(Lines of data)
☆ ☆ ☆ ☆ ☆
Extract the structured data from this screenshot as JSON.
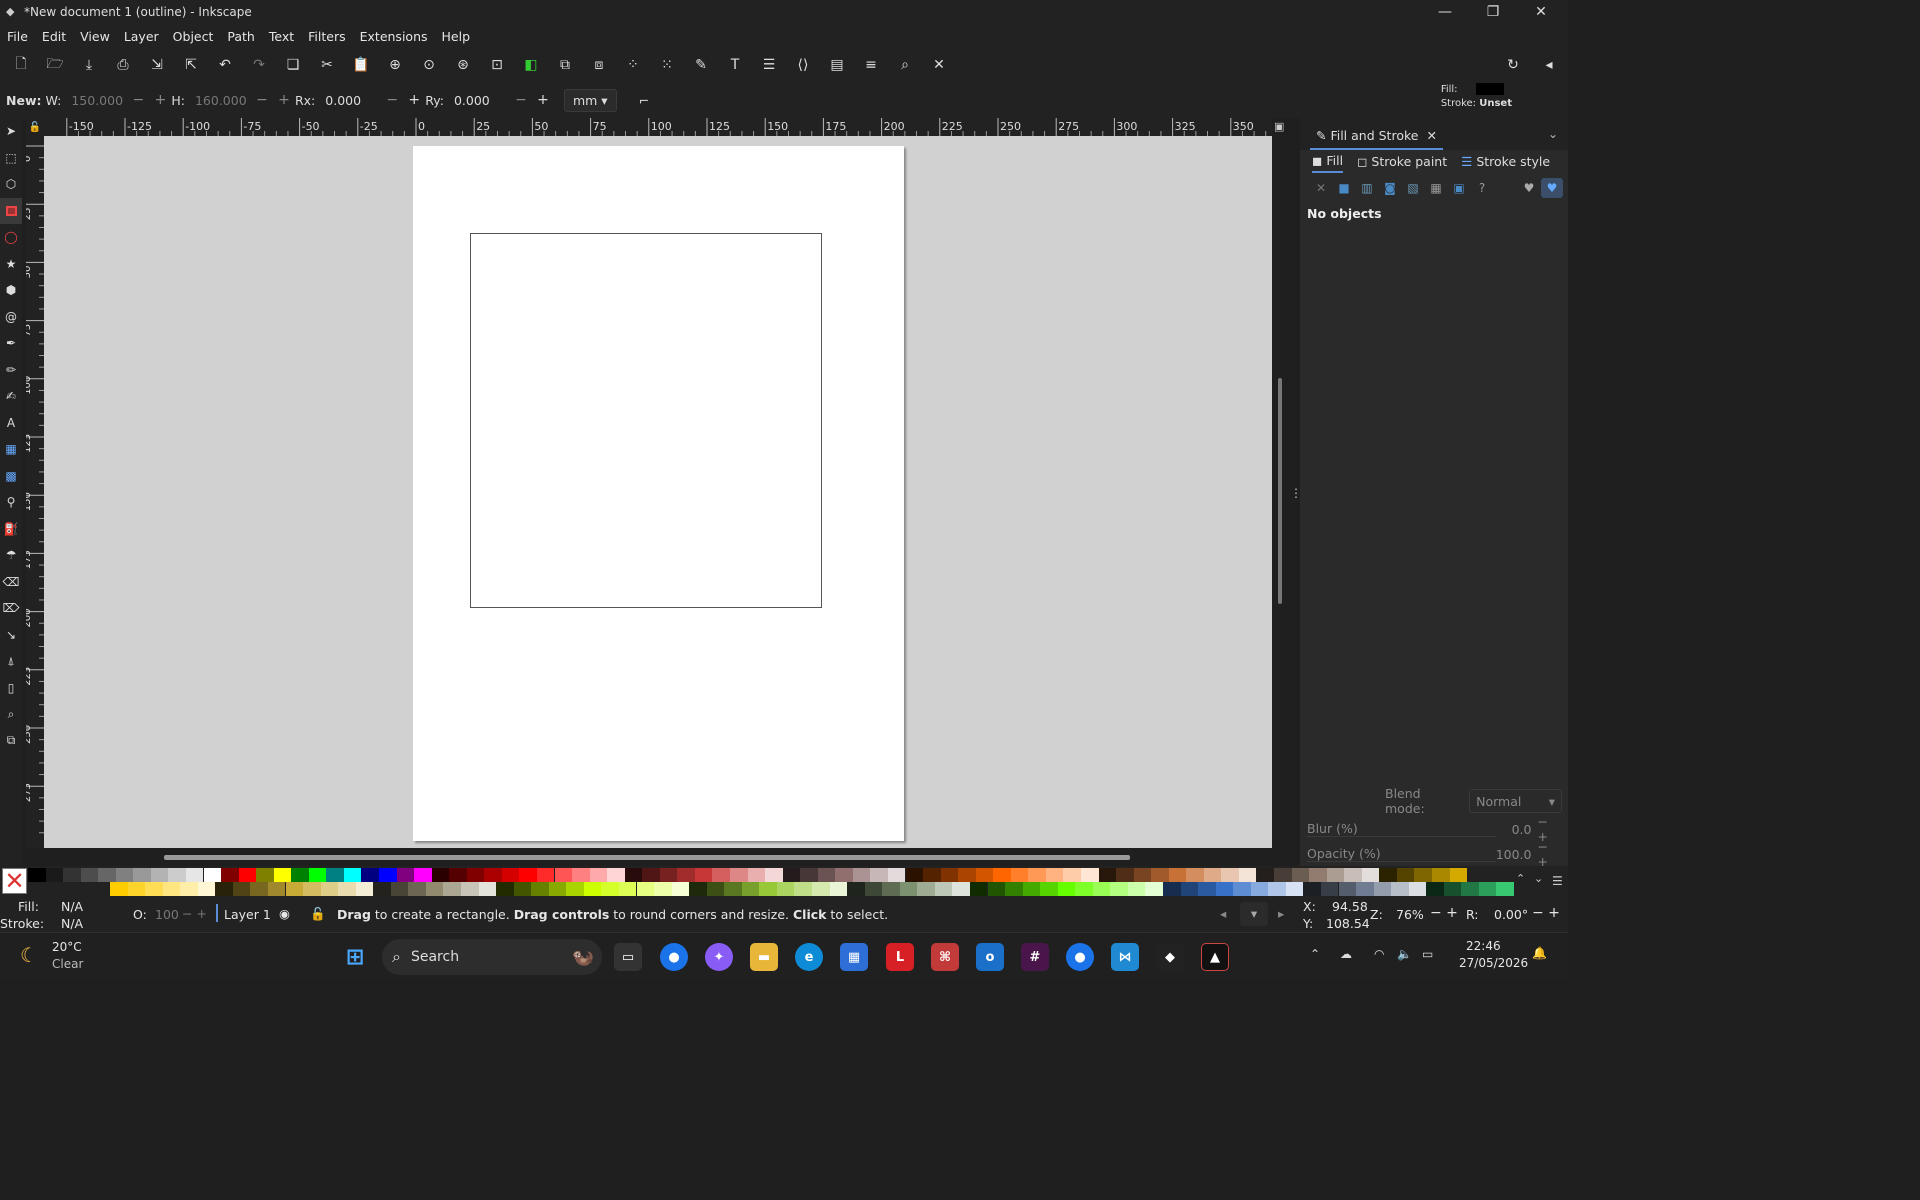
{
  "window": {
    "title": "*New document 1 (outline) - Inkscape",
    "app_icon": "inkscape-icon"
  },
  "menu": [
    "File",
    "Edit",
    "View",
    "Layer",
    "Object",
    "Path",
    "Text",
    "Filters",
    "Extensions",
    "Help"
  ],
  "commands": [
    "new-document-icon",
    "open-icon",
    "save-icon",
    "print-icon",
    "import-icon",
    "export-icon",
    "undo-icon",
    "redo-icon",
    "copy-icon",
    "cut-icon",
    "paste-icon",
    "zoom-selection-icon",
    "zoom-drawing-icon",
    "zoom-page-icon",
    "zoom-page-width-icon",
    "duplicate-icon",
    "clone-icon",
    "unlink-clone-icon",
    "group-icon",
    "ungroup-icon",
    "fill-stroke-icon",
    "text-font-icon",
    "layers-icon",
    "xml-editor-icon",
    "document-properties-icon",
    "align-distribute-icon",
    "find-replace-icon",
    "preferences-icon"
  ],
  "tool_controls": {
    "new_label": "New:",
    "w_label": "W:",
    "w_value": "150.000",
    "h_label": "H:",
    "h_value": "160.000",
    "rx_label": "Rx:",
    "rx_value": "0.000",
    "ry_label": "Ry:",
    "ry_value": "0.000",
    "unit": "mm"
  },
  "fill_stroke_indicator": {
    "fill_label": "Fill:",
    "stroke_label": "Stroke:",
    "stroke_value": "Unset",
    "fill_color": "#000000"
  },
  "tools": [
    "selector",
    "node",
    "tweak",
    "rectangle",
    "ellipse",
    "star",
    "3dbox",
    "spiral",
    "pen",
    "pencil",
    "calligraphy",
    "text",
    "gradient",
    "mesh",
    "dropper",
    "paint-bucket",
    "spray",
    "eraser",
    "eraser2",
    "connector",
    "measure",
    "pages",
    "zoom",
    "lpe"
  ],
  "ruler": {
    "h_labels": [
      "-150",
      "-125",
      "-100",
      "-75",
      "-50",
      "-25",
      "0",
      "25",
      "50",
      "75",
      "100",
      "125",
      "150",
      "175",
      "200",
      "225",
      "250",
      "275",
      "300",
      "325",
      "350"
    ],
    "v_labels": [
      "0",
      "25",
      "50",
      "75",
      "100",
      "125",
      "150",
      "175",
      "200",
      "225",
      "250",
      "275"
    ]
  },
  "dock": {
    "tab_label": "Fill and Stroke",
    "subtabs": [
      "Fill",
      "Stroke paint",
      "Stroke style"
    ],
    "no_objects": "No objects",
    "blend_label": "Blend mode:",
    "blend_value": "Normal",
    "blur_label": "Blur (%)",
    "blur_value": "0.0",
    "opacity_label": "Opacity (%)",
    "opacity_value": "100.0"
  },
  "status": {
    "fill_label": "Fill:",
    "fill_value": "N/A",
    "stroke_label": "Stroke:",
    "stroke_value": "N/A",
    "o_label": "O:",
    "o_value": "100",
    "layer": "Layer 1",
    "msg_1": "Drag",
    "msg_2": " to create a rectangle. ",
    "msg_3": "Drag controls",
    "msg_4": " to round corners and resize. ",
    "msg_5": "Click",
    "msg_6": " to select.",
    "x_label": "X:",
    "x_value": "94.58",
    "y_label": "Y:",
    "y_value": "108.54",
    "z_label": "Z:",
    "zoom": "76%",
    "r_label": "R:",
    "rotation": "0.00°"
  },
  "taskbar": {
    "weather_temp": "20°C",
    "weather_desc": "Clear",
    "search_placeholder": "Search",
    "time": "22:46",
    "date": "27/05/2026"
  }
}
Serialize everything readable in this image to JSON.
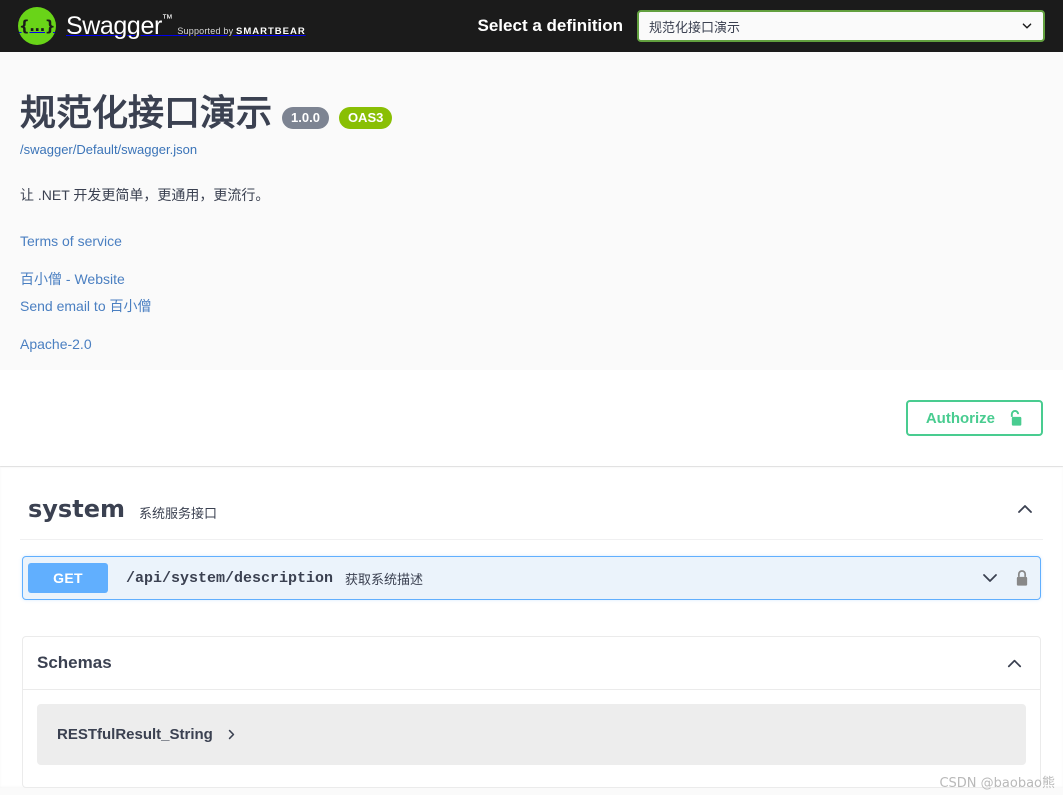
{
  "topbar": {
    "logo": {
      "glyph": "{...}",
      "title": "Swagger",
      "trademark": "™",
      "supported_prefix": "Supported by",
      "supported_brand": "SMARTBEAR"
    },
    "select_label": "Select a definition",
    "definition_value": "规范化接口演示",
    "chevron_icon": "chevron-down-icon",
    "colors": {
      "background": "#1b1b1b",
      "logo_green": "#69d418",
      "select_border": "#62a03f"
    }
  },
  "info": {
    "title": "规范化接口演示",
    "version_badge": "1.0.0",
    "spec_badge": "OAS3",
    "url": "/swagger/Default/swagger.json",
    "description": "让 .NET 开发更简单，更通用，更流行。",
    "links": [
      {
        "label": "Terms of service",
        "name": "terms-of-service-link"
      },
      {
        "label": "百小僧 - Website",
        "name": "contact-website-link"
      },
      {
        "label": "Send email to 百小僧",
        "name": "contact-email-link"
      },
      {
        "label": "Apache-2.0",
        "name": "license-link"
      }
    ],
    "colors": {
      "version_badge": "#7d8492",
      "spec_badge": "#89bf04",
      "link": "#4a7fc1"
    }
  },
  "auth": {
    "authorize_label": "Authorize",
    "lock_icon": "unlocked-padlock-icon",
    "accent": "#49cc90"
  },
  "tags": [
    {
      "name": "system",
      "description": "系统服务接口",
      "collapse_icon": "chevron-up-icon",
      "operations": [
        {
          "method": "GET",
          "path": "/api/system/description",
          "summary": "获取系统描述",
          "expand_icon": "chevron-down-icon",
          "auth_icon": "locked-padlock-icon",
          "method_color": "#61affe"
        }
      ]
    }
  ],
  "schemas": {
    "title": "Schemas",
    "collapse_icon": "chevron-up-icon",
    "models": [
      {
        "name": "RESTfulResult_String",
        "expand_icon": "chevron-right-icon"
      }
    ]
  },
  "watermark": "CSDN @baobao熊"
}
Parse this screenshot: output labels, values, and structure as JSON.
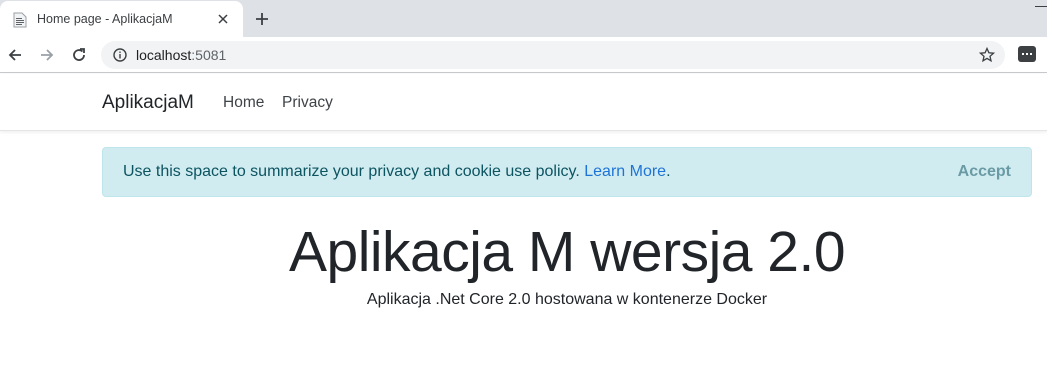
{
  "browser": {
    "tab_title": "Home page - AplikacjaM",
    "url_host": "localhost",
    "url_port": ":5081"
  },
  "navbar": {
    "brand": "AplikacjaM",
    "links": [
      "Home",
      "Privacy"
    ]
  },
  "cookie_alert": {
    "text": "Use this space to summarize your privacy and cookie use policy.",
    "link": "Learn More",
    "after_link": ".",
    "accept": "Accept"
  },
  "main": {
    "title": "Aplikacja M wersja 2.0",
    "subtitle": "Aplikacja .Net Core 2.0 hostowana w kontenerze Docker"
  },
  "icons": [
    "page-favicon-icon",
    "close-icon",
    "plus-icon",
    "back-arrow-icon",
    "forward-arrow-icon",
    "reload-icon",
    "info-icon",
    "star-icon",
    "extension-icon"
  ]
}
☆ ☆ ☆ ☆ ☆
* [Written task]:
Retype, word for word, only the lines from the line with "Parse this screenshot: output" to the final line of the listing above; the pictures do not belong in the copy.

* [In response]:
Parse this screenshot: output labels, values, and structure as JSON.
{
  "browser": {
    "tab_title": "Home page - AplikacjaM",
    "url_host": "localhost",
    "url_port": ":5081"
  },
  "navbar": {
    "brand": "AplikacjaM",
    "links": [
      "Home",
      "Privacy"
    ]
  },
  "cookie_alert": {
    "text": "Use this space to summarize your privacy and cookie use policy.",
    "link": "Learn More",
    "after_link": ".",
    "accept": "Accept"
  },
  "main": {
    "title": "Aplikacja M wersja 2.0",
    "subtitle": "Aplikacja .Net Core 2.0 hostowana w kontenerze Docker"
  },
  "icons": [
    "page-favicon-icon",
    "close-icon",
    "plus-icon",
    "back-arrow-icon",
    "forward-arrow-icon",
    "reload-icon",
    "info-icon",
    "star-icon",
    "extension-icon"
  ]
}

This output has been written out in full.